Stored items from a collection
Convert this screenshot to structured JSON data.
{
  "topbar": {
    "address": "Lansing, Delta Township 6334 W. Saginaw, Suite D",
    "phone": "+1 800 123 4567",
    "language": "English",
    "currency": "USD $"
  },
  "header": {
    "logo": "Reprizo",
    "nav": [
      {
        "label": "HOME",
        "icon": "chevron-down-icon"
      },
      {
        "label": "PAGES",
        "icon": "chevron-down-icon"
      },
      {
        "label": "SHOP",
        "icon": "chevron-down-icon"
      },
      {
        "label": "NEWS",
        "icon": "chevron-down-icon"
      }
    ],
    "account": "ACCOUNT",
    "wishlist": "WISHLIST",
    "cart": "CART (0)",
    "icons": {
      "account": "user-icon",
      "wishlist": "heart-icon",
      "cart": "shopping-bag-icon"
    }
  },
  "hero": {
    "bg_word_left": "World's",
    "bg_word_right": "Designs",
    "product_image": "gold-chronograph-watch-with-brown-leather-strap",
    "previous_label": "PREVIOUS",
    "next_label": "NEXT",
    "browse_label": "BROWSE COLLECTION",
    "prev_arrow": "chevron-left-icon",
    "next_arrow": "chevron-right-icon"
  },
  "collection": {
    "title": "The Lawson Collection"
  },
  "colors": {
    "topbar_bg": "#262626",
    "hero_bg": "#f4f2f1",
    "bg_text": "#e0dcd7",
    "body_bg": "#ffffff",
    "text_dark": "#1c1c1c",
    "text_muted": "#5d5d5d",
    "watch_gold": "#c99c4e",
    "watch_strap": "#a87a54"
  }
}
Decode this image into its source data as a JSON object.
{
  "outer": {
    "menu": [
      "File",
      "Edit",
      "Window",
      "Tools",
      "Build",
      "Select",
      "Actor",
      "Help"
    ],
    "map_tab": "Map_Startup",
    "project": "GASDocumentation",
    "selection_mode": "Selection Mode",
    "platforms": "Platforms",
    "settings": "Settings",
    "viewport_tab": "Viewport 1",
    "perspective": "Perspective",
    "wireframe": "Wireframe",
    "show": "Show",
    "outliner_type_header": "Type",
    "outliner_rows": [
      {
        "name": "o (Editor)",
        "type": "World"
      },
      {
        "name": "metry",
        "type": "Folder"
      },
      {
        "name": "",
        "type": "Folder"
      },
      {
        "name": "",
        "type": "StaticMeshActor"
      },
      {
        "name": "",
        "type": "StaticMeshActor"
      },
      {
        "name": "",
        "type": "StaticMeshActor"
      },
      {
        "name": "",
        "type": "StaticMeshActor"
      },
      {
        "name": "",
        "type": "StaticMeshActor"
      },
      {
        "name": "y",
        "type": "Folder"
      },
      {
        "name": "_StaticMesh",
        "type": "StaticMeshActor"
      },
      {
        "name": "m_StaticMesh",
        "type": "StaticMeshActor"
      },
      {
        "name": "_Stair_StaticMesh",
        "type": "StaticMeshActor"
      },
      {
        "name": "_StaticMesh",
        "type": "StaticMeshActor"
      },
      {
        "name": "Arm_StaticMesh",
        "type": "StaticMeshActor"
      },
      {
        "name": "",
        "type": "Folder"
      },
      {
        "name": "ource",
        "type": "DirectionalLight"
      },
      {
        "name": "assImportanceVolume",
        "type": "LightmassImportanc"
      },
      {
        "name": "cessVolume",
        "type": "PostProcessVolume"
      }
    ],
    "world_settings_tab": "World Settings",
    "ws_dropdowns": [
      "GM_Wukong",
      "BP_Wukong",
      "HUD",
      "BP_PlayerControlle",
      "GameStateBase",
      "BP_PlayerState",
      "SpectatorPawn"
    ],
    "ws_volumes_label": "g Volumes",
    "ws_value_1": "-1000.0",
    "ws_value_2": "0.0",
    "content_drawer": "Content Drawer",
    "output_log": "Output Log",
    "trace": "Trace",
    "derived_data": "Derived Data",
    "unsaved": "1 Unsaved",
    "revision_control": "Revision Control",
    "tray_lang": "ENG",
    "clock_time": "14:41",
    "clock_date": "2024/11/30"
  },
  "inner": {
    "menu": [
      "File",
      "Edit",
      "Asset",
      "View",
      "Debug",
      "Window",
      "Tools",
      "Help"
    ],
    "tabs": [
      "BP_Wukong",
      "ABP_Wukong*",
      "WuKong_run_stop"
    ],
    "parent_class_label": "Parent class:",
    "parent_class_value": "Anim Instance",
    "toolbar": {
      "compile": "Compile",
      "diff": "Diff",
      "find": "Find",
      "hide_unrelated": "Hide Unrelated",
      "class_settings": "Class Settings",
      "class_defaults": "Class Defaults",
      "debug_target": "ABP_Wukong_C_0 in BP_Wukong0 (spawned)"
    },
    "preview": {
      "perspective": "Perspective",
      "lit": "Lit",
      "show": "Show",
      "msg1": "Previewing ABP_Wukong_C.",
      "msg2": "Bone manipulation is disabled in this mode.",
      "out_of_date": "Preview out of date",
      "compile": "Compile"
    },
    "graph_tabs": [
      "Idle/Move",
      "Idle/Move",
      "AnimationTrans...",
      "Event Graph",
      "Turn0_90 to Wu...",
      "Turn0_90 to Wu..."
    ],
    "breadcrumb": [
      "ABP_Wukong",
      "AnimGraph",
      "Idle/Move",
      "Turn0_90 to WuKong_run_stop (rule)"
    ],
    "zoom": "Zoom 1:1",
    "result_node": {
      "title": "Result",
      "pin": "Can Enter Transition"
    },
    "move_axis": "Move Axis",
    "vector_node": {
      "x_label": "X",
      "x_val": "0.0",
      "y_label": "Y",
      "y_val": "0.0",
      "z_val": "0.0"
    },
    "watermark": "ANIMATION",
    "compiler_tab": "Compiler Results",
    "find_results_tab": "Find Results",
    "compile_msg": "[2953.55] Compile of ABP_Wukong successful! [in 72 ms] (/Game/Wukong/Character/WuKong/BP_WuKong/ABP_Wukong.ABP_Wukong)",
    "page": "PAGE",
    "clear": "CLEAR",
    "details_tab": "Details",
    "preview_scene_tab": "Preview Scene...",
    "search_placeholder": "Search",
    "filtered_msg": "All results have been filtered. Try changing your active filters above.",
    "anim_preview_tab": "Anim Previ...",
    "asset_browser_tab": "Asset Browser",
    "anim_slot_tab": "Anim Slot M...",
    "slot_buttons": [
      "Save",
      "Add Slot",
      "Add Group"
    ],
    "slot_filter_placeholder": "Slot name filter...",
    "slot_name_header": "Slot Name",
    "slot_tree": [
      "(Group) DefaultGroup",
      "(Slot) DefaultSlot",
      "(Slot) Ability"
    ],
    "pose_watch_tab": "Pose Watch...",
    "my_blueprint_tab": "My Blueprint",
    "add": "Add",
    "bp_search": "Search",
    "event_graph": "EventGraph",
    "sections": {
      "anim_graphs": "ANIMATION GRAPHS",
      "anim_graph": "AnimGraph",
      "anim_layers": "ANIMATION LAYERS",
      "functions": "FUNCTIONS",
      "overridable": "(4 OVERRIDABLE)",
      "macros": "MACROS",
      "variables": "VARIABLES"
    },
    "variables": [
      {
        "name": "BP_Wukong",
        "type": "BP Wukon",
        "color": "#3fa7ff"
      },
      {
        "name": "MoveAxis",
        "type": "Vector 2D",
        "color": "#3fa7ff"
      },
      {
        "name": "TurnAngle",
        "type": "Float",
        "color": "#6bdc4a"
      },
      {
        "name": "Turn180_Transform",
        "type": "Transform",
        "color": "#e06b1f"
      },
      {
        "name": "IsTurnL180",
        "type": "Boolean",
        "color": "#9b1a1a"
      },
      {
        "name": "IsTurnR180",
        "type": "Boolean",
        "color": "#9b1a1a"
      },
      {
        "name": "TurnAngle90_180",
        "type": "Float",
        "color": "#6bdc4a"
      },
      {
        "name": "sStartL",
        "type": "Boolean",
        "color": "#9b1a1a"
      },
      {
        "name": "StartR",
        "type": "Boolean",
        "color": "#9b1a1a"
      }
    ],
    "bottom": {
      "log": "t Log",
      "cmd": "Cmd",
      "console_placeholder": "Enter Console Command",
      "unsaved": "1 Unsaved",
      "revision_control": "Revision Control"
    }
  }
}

Objective: Show, from the listing above, each line that contains the word "perspective".

Solution:
    "perspective": "Perspective",
      "perspective": "Perspective",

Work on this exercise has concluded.